PROBLEM TO SOLVE
Scan the data. Collect each line that contains the word "structured".

++++ SOURCE RECORDS ++++

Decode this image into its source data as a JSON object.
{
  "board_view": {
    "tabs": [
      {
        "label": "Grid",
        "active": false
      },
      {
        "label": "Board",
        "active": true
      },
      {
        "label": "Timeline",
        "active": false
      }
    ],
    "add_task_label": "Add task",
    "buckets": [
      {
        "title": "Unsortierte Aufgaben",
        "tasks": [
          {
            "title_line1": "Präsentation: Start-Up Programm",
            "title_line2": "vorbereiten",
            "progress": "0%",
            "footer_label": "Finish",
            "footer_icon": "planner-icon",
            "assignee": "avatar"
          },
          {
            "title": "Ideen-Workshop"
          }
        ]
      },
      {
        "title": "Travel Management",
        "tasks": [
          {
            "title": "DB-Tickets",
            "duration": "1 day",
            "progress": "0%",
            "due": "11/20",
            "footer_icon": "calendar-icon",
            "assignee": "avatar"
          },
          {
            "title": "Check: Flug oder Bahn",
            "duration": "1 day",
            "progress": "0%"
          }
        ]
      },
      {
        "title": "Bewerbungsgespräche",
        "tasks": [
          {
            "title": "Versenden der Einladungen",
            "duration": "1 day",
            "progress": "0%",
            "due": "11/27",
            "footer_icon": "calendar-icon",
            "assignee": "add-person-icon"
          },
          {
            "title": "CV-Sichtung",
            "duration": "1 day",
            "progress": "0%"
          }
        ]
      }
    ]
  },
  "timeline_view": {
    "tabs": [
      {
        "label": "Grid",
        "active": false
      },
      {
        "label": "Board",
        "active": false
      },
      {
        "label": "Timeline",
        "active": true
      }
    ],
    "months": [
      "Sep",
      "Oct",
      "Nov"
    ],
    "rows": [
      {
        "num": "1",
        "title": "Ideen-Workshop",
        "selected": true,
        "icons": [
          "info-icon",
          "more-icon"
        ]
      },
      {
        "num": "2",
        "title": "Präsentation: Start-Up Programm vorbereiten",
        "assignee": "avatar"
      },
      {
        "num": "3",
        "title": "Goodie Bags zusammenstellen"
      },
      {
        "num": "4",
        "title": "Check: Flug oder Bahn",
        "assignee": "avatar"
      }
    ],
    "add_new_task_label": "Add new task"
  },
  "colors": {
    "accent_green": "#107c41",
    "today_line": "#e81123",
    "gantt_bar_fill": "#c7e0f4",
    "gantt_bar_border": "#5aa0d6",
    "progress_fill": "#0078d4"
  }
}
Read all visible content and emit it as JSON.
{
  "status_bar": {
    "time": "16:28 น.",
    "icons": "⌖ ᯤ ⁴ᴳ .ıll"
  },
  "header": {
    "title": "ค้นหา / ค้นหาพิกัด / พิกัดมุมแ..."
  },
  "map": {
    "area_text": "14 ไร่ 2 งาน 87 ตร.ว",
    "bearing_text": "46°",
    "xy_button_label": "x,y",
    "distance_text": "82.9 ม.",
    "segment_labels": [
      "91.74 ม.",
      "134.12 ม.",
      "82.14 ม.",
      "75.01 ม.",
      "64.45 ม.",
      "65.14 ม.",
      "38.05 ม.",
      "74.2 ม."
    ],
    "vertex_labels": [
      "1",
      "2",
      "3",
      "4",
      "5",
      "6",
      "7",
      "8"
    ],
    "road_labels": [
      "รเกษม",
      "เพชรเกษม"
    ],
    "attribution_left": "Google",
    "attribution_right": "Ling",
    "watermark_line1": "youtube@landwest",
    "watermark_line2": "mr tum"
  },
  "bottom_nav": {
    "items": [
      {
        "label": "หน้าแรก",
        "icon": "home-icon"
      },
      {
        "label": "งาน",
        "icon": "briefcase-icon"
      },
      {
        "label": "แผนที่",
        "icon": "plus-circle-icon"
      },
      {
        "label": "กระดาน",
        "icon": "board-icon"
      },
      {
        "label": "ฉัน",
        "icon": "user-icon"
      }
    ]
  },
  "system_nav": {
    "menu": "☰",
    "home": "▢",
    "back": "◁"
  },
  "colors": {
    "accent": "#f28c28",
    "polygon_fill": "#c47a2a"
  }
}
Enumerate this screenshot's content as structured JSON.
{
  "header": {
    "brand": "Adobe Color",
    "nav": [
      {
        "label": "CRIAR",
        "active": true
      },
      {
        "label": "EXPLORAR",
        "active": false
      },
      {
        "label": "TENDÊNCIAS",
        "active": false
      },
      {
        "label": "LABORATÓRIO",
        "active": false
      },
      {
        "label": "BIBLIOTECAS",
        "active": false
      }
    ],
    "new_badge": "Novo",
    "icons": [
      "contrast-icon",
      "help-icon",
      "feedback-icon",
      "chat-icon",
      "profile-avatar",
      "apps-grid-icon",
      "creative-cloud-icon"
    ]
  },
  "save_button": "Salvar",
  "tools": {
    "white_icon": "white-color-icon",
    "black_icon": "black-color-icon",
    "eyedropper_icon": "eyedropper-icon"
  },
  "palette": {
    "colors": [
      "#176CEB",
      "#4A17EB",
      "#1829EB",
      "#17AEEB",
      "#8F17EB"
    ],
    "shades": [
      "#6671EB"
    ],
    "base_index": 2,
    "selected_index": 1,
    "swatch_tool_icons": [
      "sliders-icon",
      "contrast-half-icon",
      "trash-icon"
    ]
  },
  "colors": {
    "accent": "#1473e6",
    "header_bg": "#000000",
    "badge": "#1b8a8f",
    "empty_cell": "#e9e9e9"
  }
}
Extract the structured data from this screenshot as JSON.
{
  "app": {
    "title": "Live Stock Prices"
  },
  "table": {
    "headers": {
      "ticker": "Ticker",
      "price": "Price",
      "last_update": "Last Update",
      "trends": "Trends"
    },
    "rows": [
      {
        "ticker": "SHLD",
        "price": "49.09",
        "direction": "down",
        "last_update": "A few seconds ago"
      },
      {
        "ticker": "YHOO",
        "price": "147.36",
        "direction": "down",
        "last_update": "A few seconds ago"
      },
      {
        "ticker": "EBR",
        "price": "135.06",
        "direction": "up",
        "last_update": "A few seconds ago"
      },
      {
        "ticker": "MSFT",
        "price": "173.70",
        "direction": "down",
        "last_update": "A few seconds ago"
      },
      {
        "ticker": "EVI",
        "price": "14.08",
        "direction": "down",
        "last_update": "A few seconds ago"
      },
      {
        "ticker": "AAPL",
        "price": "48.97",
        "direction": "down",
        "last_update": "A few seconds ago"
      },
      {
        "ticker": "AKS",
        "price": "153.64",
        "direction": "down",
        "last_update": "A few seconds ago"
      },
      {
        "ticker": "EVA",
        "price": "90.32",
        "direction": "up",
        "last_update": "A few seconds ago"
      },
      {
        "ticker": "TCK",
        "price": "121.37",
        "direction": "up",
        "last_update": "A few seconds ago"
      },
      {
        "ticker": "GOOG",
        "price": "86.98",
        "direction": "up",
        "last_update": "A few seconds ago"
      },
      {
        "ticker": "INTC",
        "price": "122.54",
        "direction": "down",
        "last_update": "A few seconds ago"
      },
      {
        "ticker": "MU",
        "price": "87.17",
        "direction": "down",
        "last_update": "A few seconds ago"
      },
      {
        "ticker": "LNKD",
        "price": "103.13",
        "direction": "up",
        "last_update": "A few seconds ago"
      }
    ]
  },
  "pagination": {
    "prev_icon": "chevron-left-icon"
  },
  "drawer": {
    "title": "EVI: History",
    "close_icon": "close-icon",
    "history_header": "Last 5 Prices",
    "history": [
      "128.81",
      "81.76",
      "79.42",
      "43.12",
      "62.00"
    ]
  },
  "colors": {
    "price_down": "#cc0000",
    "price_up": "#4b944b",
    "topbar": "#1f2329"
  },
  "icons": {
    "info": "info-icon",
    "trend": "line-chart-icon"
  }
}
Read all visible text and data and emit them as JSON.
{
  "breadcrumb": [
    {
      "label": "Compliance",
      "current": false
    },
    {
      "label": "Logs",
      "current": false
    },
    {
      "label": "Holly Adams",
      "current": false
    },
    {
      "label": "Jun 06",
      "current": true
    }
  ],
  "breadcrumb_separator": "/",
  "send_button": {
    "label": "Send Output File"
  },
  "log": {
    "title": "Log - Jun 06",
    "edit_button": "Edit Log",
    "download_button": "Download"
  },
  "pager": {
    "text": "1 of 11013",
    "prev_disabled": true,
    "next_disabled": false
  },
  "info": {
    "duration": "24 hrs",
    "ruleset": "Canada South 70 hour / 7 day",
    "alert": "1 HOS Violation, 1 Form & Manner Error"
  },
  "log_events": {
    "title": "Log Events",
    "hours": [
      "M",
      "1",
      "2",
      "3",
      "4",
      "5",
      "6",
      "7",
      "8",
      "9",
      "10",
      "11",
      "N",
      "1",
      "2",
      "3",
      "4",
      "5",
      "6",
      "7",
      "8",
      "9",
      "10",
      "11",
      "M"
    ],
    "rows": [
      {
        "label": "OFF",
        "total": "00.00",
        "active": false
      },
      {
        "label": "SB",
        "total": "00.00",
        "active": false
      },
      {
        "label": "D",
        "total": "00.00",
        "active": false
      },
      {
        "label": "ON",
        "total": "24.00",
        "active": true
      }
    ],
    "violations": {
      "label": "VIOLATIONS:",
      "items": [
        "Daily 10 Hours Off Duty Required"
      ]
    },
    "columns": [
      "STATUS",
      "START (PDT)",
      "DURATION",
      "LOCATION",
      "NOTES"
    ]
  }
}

++++

THE RESULT
Enumerate this screenshot's content as structured JSON.
Extract the structured data from this screenshot as JSON.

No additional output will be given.